* **Data items**
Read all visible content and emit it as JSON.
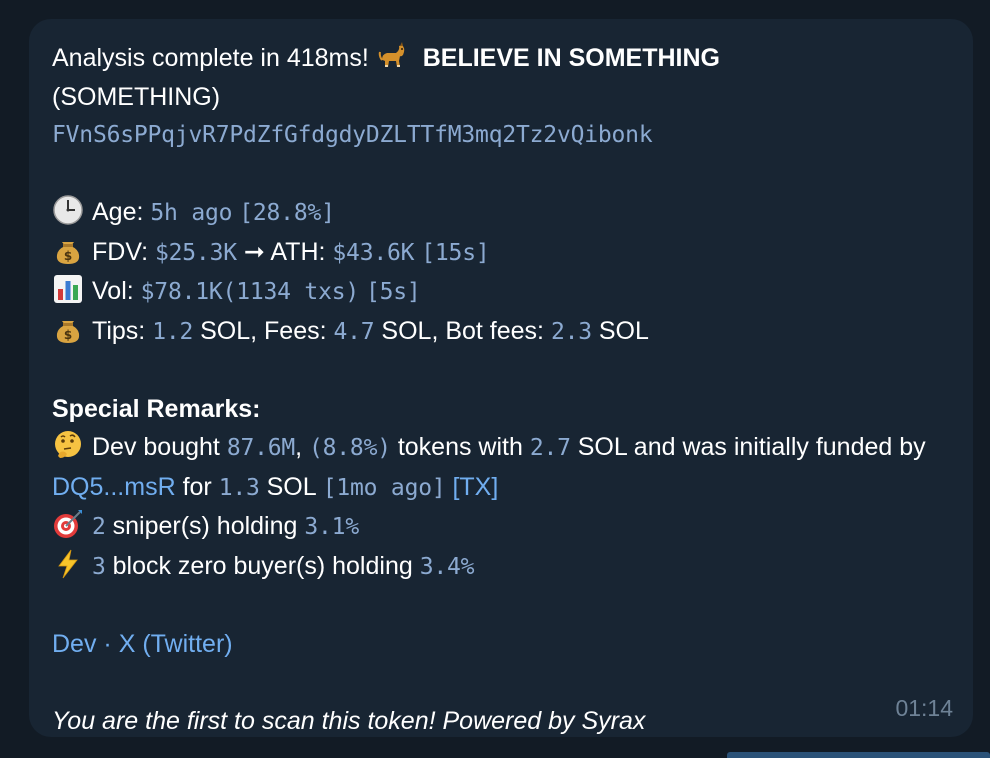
{
  "message": {
    "header": {
      "prefix": "Analysis complete in 418ms!",
      "token_name": "BELIEVE IN SOMETHING",
      "token_symbol": "(SOMETHING)",
      "contract_address": "FVnS6sPPqjvR7PdZfGfdgdyDZLTTfM3mq2Tz2vQibonk"
    },
    "stats": {
      "age_label": "Age:",
      "age_value": "5h ago",
      "age_pct": "[28.8%]",
      "fdv_label": "FDV:",
      "fdv_value": "$25.3K",
      "arrow": "➞",
      "ath_label": "ATH:",
      "ath_value": "$43.6K",
      "ath_time": "[15s]",
      "vol_label": "Vol:",
      "vol_value": "$78.1K",
      "vol_txs": "(1134 txs)",
      "vol_time": "[5s]",
      "tips_label": "Tips:",
      "tips_value": "1.2",
      "tips_unit": "SOL, Fees:",
      "fees_value": "4.7",
      "fees_unit": "SOL, Bot fees:",
      "botfees_value": "2.3",
      "botfees_unit": "SOL"
    },
    "remarks": {
      "title": "Special Remarks:",
      "dev_prefix": "Dev bought",
      "dev_amount": "87.6M",
      "dev_comma": ",",
      "dev_pct": "(8.8%)",
      "dev_mid": "tokens with",
      "dev_sol": "2.7",
      "dev_suffix": "SOL and was initially funded by",
      "funder": "DQ5...msR",
      "for_text": "for",
      "fund_amount": "1.3",
      "fund_unit": "SOL",
      "fund_time": "[1mo ago]",
      "tx_link": "[TX]",
      "snipers_count": "2",
      "snipers_text": "sniper(s) holding",
      "snipers_pct": "3.1%",
      "block0_count": "3",
      "block0_text": "block zero buyer(s) holding",
      "block0_pct": "3.4%"
    },
    "links": {
      "dev": "Dev",
      "separator": "·",
      "twitter": "X (Twitter)"
    },
    "footer": "You are the first to scan this token! Powered by Syrax",
    "time": "01:14"
  },
  "icons": {
    "dog": "dog-emoji-icon",
    "clock": "clock-emoji-icon",
    "money_bag": "money-bag-emoji-icon",
    "chart": "bar-chart-emoji-icon",
    "thinking": "thinking-face-emoji-icon",
    "target": "direct-hit-emoji-icon",
    "lightning": "high-voltage-emoji-icon"
  },
  "colors": {
    "background": "#121b25",
    "bubble": "#182533",
    "text": "#ffffff",
    "mono": "#8caad1",
    "link": "#71aef0",
    "timestamp": "#6e8296"
  }
}
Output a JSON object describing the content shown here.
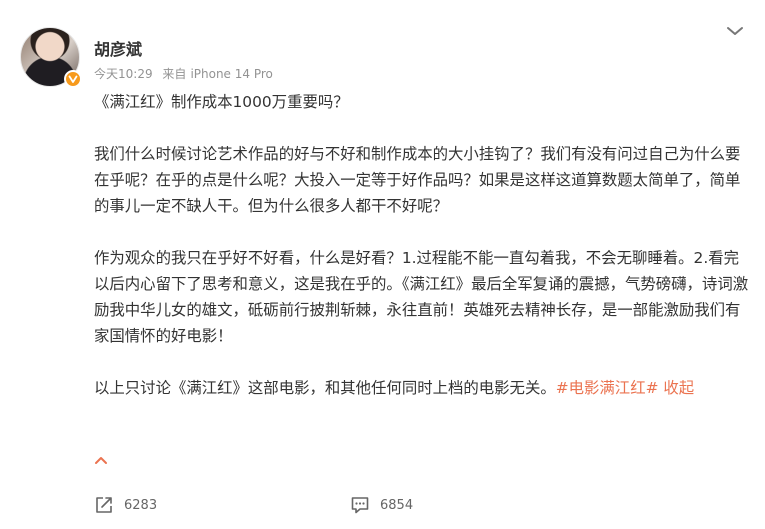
{
  "post": {
    "author": "胡彦斌",
    "time": "今天10:29",
    "source_label": "来自",
    "source": "iPhone 14 Pro",
    "paragraphs": [
      "《满江红》制作成本1000万重要吗？",
      "我们什么时候讨论艺术作品的好与不好和制作成本的大小挂钩了？我们有没有问过自己为什么要在乎呢？在乎的点是什么呢？大投入一定等于好作品吗？如果是这样这道算数题太简单了，简单的事儿一定不缺人干。但为什么很多人都干不好呢？",
      "作为观众的我只在乎好不好看，什么是好看？1.过程能不能一直勾着我，不会无聊睡着。2.看完以后内心留下了思考和意义，这是我在乎的。《满江红》最后全军复诵的震撼，气势磅礴，诗词激励我中华儿女的雄文，砥砺前行披荆斩棘，永往直前！英雄死去精神长存，是一部能激励我们有家国情怀的好电影！"
    ],
    "last_paragraph": "以上只讨论《满江红》这部电影，和其他任何同时上档的电影无关。",
    "hashtag": "#电影满江红#",
    "collapse_label": "收起"
  },
  "actions": {
    "repost_count": "6283",
    "comment_count": "6854"
  },
  "icons": {
    "verified": "verified-badge-icon",
    "menu": "chevron-down-icon",
    "collapse": "chevron-up-icon",
    "repost": "repost-icon",
    "comment": "comment-icon"
  },
  "colors": {
    "accent": "#eb7350",
    "verified": "#f79a1c",
    "meta": "#939393",
    "text": "#333333"
  }
}
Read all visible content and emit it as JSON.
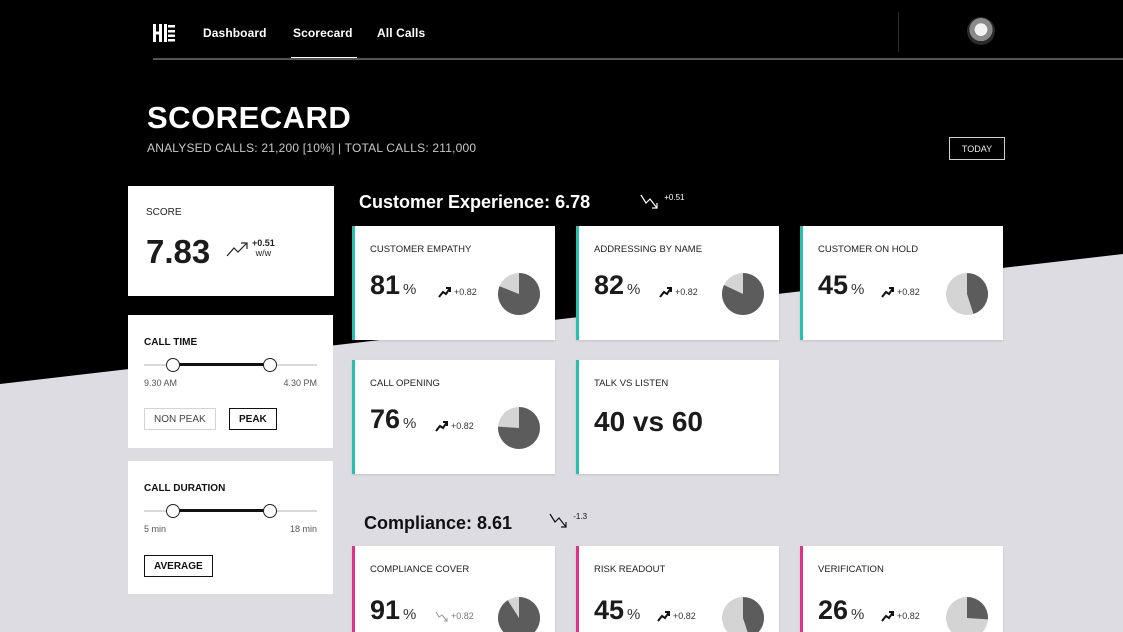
{
  "nav": {
    "items": [
      {
        "label": "Dashboard",
        "active": false
      },
      {
        "label": "Scorecard",
        "active": true
      },
      {
        "label": "All Calls",
        "active": false
      }
    ]
  },
  "header": {
    "title": "SCORECARD",
    "subtitle": "ANALYSED CALLS: 21,200 [10%]  |  TOTAL CALLS: 211,000",
    "today_label": "TODAY"
  },
  "score": {
    "label": "SCORE",
    "value": "7.83",
    "delta": "+0.51",
    "delta_unit": "w/w",
    "trend": "up"
  },
  "call_time": {
    "label": "CALL TIME",
    "min_label": "9.30 AM",
    "max_label": "4.30 PM",
    "range_start_pct": 17,
    "range_end_pct": 73,
    "options": [
      {
        "label": "NON PEAK",
        "selected": false
      },
      {
        "label": "PEAK",
        "selected": true
      }
    ]
  },
  "call_duration": {
    "label": "CALL DURATION",
    "min_label": "5 min",
    "max_label": "18 min",
    "range_start_pct": 17,
    "range_end_pct": 73,
    "option_label": "AVERAGE"
  },
  "sections": {
    "customer_experience": {
      "heading": "Customer Experience: 6.78",
      "trend_delta": "+0.51",
      "trend": "down",
      "cards": [
        {
          "label": "CUSTOMER EMPATHY",
          "value": "81",
          "unit": "%",
          "delta": "+0.82",
          "trend": "up",
          "pie_fraction": 0.81
        },
        {
          "label": "ADDRESSING BY NAME",
          "value": "82",
          "unit": "%",
          "delta": "+0.82",
          "trend": "up",
          "pie_fraction": 0.82
        },
        {
          "label": "CUSTOMER ON HOLD",
          "value": "45",
          "unit": "%",
          "delta": "+0.82",
          "trend": "up",
          "pie_fraction": 0.45
        },
        {
          "label": "CALL OPENING",
          "value": "76",
          "unit": "%",
          "delta": "+0.82",
          "trend": "up",
          "pie_fraction": 0.76
        },
        {
          "label": "TALK VS LISTEN",
          "value": "40 vs 60"
        }
      ]
    },
    "compliance": {
      "heading": "Compliance: 8.61",
      "trend_delta": "-1.3",
      "trend": "down",
      "cards": [
        {
          "label": "COMPLIANCE COVER",
          "value": "91",
          "unit": "%",
          "delta": "+0.82",
          "trend": "down",
          "pie_fraction": 0.91
        },
        {
          "label": "RISK READOUT",
          "value": "45",
          "unit": "%",
          "delta": "+0.82",
          "trend": "up",
          "pie_fraction": 0.45
        },
        {
          "label": "VERIFICATION",
          "value": "26",
          "unit": "%",
          "delta": "+0.82",
          "trend": "up",
          "pie_fraction": 0.26
        }
      ]
    }
  },
  "colors": {
    "background_dark": "#000000",
    "background_light": "#dcdce2",
    "accent_teal": "#2bbfae",
    "accent_pink": "#e2318b",
    "pie_fill": "#5c5c5c",
    "pie_rest": "#d4d4d4"
  }
}
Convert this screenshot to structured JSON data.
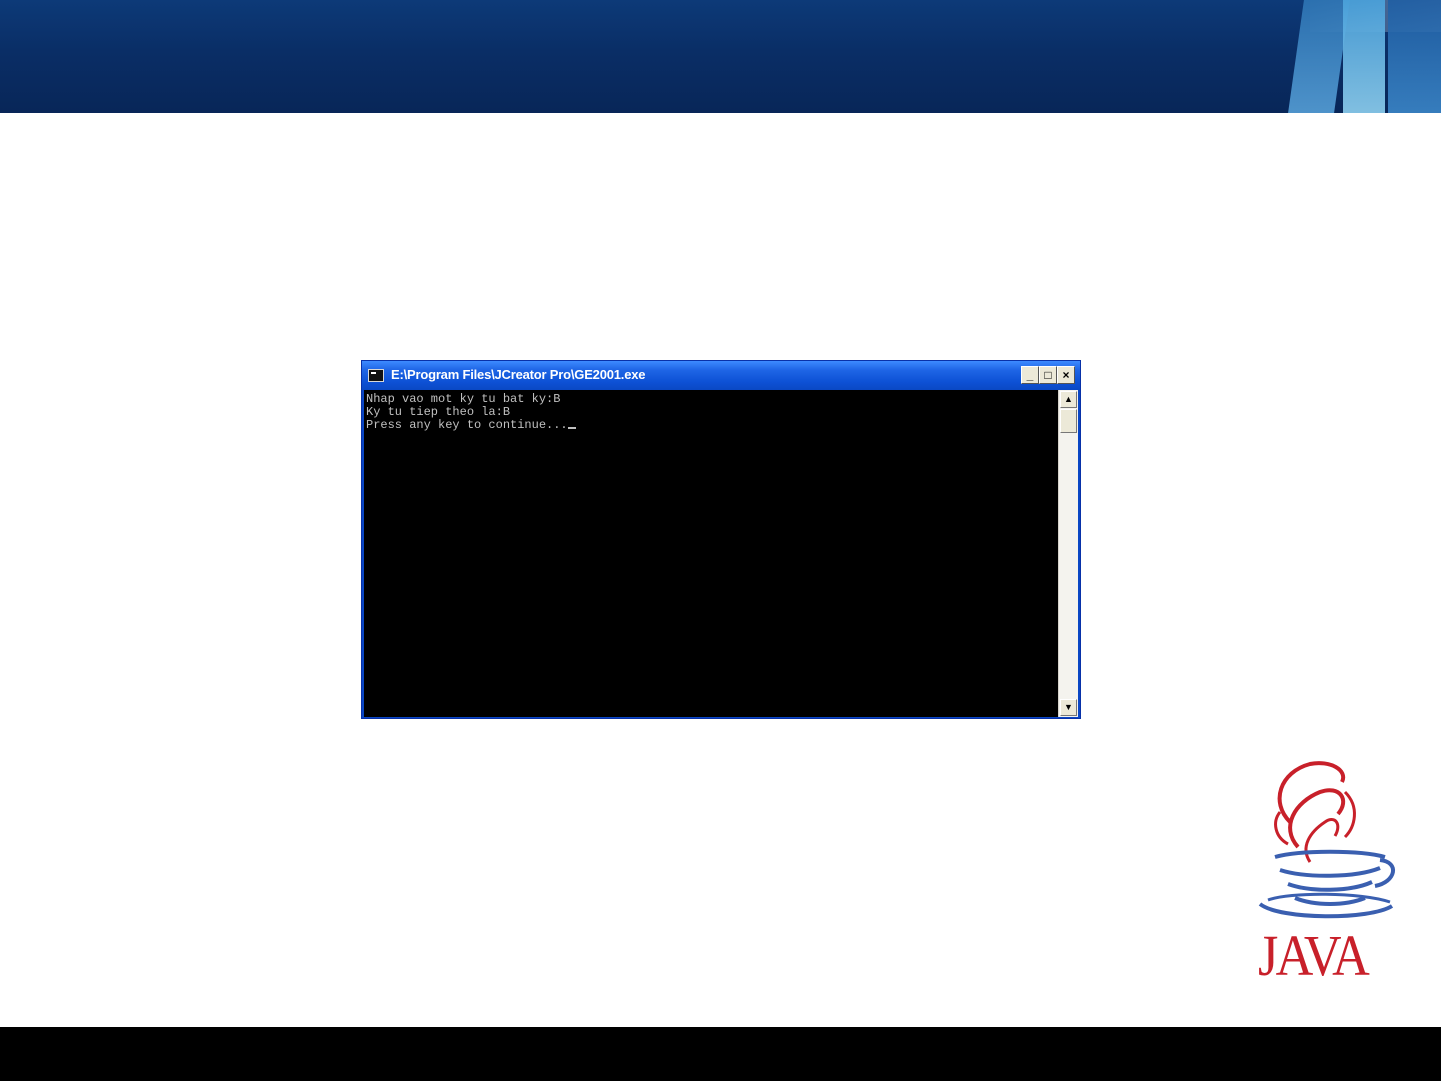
{
  "colors": {
    "header_background": "#0a2e66",
    "titlebar_blue": "#0e52d6",
    "console_background": "#000000",
    "console_text": "#c0c0c0",
    "java_red": "#c8202a",
    "java_blue": "#3a5fb0",
    "footer_background": "#000000"
  },
  "console_window": {
    "title": "E:\\Program Files\\JCreator Pro\\GE2001.exe",
    "buttons": {
      "minimize": "_",
      "maximize": "□",
      "close": "×"
    },
    "output_lines": [
      "Nhap vao mot ky tu bat ky:B",
      "Ky tu tiep theo la:B",
      "Press any key to continue..."
    ],
    "scroll_up_icon": "▲",
    "scroll_down_icon": "▼"
  },
  "logo": {
    "wordmark": "JAVA",
    "icon": "java-coffee-cup-icon"
  }
}
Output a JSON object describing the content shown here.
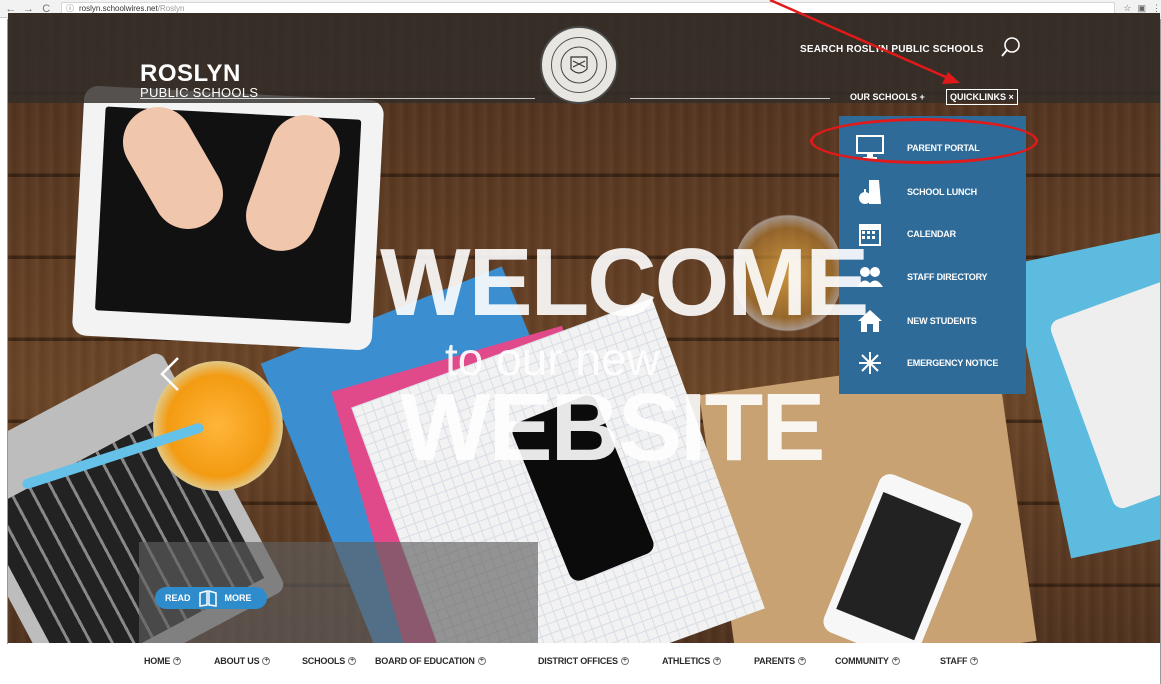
{
  "browser": {
    "url_host": "roslyn.schoolwires.net",
    "url_path": "/Roslyn"
  },
  "header": {
    "brand_line1": "ROSLYN",
    "brand_line2": "PUBLIC SCHOOLS",
    "search_label": "SEARCH ROSLYN PUBLIC SCHOOLS",
    "our_schools": "OUR SCHOOLS +",
    "quicklinks": "QUICKLINKS ×"
  },
  "quicklinks": [
    {
      "label": "PARENT PORTAL",
      "icon": "monitor-icon"
    },
    {
      "label": "SCHOOL LUNCH",
      "icon": "lunch-icon"
    },
    {
      "label": "CALENDAR",
      "icon": "calendar-icon"
    },
    {
      "label": "STAFF DIRECTORY",
      "icon": "people-icon"
    },
    {
      "label": "NEW STUDENTS",
      "icon": "house-icon"
    },
    {
      "label": "EMERGENCY NOTICE",
      "icon": "snowflake-icon"
    }
  ],
  "hero": {
    "line1": "WELCOME",
    "line2": "to our new",
    "line3": "WEBSITE",
    "read": "READ",
    "more": "MORE"
  },
  "bottom_nav": [
    {
      "label": "HOME"
    },
    {
      "label": "ABOUT US"
    },
    {
      "label": "SCHOOLS"
    },
    {
      "label": "BOARD OF EDUCATION"
    },
    {
      "label": "DISTRICT OFFICES"
    },
    {
      "label": "ATHLETICS"
    },
    {
      "label": "PARENTS"
    },
    {
      "label": "COMMUNITY"
    },
    {
      "label": "STAFF"
    }
  ],
  "colors": {
    "menu_bg": "#2f6b99",
    "annotation": "#e01a1a",
    "read_more": "#2f8ccc"
  }
}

* **Exercise requirements**
Only lines holding the string "SCHOOLS" are wanted; gather each one from the entries above.

* **Solution to this problem**
    "brand_line2": "PUBLIC SCHOOLS",
    "search_label": "SEARCH ROSLYN PUBLIC SCHOOLS",
    "our_schools": "OUR SCHOOLS +",
      "label": "SCHOOLS"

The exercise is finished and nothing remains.